Go through the data below. Pull out every line that has the word "éxito".

(Collected data entries)
'''

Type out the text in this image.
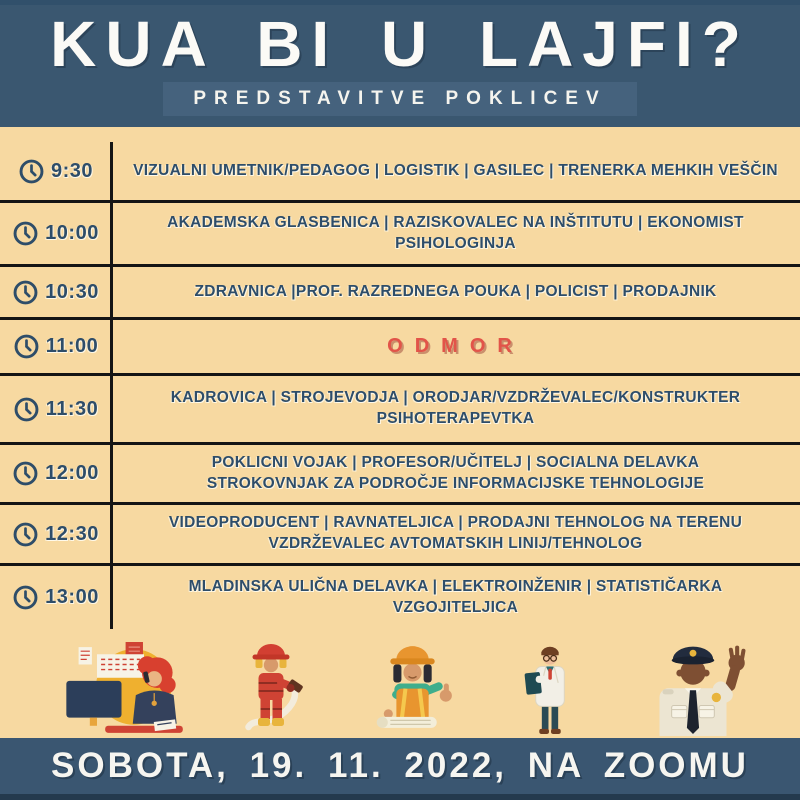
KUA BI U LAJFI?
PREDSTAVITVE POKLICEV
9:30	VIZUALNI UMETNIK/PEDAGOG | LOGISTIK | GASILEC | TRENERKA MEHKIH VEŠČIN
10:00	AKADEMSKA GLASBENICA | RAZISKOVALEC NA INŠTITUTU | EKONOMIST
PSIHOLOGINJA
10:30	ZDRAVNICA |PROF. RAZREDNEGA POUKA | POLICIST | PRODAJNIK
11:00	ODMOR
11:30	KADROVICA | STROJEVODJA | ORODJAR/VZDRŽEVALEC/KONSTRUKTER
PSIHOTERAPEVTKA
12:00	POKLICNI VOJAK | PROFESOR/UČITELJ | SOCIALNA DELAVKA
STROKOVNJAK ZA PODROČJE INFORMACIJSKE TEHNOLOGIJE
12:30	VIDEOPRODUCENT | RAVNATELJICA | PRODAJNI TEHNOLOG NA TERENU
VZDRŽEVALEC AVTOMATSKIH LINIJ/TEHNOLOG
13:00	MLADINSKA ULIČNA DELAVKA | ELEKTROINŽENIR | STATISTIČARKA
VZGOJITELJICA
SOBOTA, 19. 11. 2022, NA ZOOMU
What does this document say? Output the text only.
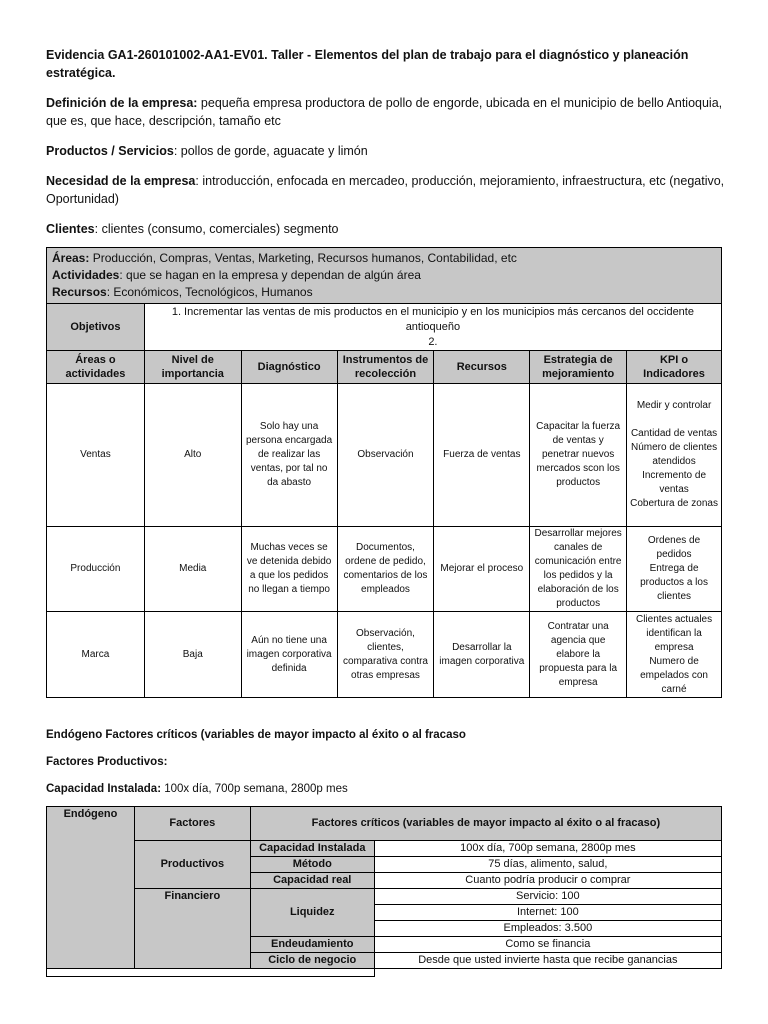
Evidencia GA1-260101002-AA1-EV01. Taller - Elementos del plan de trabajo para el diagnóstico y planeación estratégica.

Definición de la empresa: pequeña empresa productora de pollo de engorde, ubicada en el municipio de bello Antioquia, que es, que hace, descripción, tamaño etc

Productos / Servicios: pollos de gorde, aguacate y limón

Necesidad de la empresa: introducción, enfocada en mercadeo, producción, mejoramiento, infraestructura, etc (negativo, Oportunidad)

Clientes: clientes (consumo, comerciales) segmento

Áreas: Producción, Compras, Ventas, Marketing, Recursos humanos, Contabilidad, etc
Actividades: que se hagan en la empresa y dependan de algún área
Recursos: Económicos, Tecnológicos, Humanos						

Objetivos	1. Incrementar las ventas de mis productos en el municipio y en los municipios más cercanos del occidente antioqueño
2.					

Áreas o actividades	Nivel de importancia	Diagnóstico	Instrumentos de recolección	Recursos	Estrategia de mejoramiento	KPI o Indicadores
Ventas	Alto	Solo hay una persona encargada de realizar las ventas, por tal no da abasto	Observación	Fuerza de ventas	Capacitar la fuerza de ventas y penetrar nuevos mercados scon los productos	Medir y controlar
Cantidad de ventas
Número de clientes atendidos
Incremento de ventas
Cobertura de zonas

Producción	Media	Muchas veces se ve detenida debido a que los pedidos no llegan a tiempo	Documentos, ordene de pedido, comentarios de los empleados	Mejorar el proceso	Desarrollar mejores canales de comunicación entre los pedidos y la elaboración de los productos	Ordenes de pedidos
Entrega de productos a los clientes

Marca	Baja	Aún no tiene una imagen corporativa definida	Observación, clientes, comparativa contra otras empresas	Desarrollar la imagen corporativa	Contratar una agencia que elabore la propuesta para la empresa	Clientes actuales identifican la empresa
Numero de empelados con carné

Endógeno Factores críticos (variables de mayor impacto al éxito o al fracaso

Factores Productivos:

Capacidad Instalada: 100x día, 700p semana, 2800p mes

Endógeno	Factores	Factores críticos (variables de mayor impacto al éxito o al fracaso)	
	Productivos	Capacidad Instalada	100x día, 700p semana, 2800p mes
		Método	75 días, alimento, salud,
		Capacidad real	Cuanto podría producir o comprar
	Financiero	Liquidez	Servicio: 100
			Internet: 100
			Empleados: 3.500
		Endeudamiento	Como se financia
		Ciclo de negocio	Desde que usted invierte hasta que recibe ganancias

'''
'''

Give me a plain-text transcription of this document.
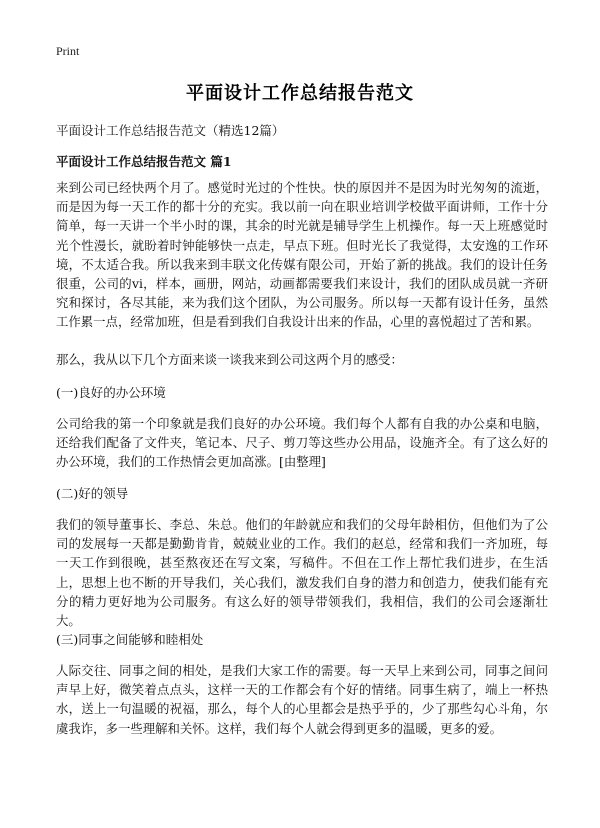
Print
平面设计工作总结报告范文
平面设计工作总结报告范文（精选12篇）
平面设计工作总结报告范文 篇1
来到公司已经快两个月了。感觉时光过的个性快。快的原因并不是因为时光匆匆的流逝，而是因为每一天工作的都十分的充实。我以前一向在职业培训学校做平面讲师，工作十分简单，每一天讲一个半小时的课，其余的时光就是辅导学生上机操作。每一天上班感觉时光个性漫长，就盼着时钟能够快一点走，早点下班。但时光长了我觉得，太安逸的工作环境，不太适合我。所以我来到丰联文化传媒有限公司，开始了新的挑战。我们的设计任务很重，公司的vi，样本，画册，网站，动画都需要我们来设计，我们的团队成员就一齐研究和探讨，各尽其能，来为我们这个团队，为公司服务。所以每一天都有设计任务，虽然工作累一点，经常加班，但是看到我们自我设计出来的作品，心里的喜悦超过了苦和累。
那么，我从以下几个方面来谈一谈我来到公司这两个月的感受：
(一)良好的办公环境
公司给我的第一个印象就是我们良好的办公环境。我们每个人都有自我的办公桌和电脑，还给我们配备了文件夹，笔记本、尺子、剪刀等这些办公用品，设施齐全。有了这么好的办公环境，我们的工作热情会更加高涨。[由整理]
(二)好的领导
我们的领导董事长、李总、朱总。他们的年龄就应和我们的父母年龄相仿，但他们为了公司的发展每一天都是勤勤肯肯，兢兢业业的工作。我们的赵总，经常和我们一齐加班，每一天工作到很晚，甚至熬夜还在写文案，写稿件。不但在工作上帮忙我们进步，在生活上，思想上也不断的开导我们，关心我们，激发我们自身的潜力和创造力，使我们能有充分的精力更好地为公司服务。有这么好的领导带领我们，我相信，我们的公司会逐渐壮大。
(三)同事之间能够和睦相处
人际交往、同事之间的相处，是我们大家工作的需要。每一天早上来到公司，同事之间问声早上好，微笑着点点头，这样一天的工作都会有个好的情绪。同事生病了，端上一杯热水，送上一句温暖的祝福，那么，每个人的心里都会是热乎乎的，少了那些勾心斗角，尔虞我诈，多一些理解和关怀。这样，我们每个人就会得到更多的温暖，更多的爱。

'''

◆ **Reply**:
Endógeno Factores críticos (variables de mayor impacto al éxito o al fracaso
Endógeno	Factores	Factores críticos (variables de mayor impacto al éxito o al fracaso)	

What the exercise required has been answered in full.